***** SUPPLIED MATERIAL
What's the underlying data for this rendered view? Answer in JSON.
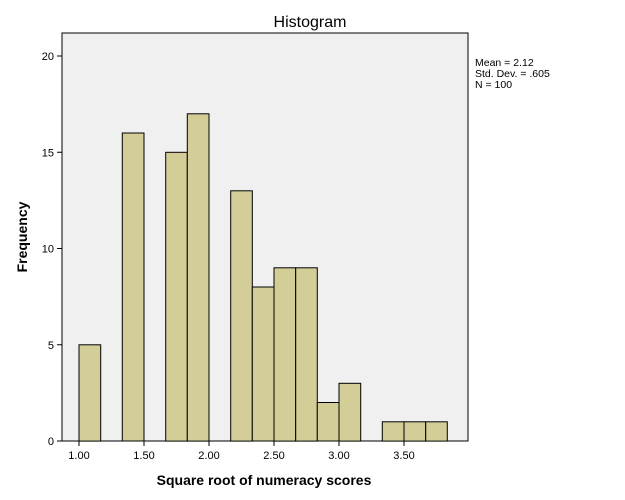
{
  "chart_data": {
    "type": "bar",
    "subtype": "histogram",
    "title": "Histogram",
    "xlabel": "Square root of numeracy scores",
    "ylabel": "Frequency",
    "xlim": [
      0.87,
      3.98
    ],
    "ylim": [
      0,
      21.2
    ],
    "xticks": [
      "1.00",
      "1.50",
      "2.00",
      "2.50",
      "3.00",
      "3.50"
    ],
    "yticks": [
      "0",
      "5",
      "10",
      "15",
      "20"
    ],
    "bin_width": 0.1667,
    "bins": [
      {
        "start": 1.0,
        "end": 1.167,
        "count": 5
      },
      {
        "start": 1.167,
        "end": 1.333,
        "count": 0
      },
      {
        "start": 1.333,
        "end": 1.5,
        "count": 16
      },
      {
        "start": 1.5,
        "end": 1.667,
        "count": 0
      },
      {
        "start": 1.667,
        "end": 1.833,
        "count": 15
      },
      {
        "start": 1.833,
        "end": 2.0,
        "count": 17
      },
      {
        "start": 2.0,
        "end": 2.167,
        "count": 0
      },
      {
        "start": 2.167,
        "end": 2.333,
        "count": 13
      },
      {
        "start": 2.333,
        "end": 2.5,
        "count": 8
      },
      {
        "start": 2.5,
        "end": 2.667,
        "count": 9
      },
      {
        "start": 2.667,
        "end": 2.833,
        "count": 9
      },
      {
        "start": 2.833,
        "end": 3.0,
        "count": 2
      },
      {
        "start": 3.0,
        "end": 3.167,
        "count": 3
      },
      {
        "start": 3.167,
        "end": 3.333,
        "count": 0
      },
      {
        "start": 3.333,
        "end": 3.5,
        "count": 1
      },
      {
        "start": 3.5,
        "end": 3.667,
        "count": 1
      },
      {
        "start": 3.667,
        "end": 3.833,
        "count": 1
      }
    ],
    "statistics": {
      "mean_label": "Mean = 2.12",
      "sd_label": "Std. Dev. = .605",
      "n_label": "N = 100"
    },
    "grid": false,
    "legend": "none",
    "colors": {
      "bar_fill": "#d3ce97",
      "bar_stroke": "#000000",
      "plot_bg": "#f0f0f0",
      "page_bg": "#ffffff"
    }
  }
}
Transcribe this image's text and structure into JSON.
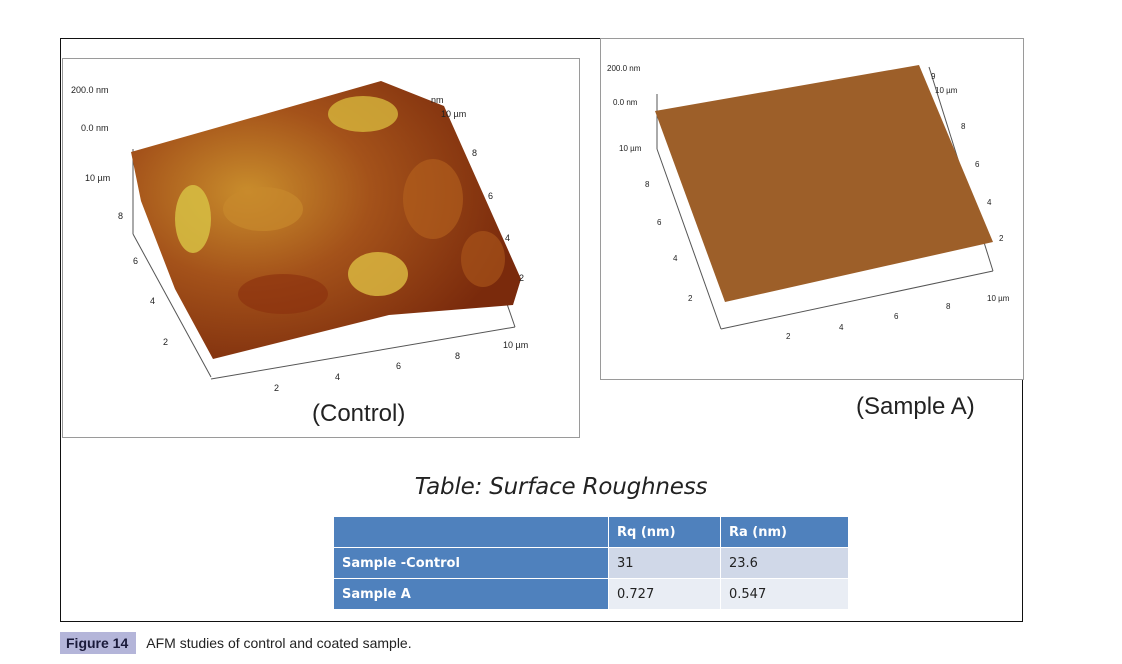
{
  "figure": {
    "label": "Figure 14",
    "caption": "AFM studies of control and coated sample."
  },
  "panels": [
    {
      "id": "control",
      "caption": "(Control)",
      "z_top": "200.0 nm",
      "z_zero": "0.0 nm",
      "z_top_partial": "nm",
      "left_axis_end": "10 µm",
      "left_ticks": [
        "8",
        "6",
        "4",
        "2"
      ],
      "front_ticks": [
        "2",
        "4",
        "6",
        "8"
      ],
      "front_end": "10 µm",
      "right_ticks": [
        "8",
        "6",
        "4",
        "2"
      ],
      "right_end": "10 µm",
      "surface_colors": [
        "#8a2e0e",
        "#a8511a",
        "#c58325",
        "#d9b63f",
        "#e6d766"
      ]
    },
    {
      "id": "sample-a",
      "caption": "(Sample A)",
      "z_top": "200.0 nm",
      "z_zero": "0.0 nm",
      "z_top_partial": "9",
      "left_axis_end": "10 µm",
      "left_ticks": [
        "8",
        "6",
        "4",
        "2"
      ],
      "front_ticks": [
        "2",
        "4",
        "6",
        "8"
      ],
      "front_end": "10 µm",
      "right_ticks": [
        "8",
        "6",
        "4",
        "2"
      ],
      "right_end": "10 µm",
      "surface_colors": [
        "#9a5a26",
        "#a66a2e"
      ]
    }
  ],
  "table": {
    "title": "Table: Surface Roughness",
    "headers": [
      "",
      "Rq (nm)",
      "Ra (nm)"
    ],
    "rows": [
      {
        "label": "Sample -Control",
        "rq": "31",
        "ra": "23.6"
      },
      {
        "label": "Sample A",
        "rq": "0.727",
        "ra": "0.547"
      }
    ]
  }
}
**********
## CHALLENGE
Locate all lines in the listing above with the word "JSON". Copy them.

## REPLY TO THE EXERCISE
What's the underlying data for this rendered view? Answer in JSON.
Transcribe this image's text and structure into JSON.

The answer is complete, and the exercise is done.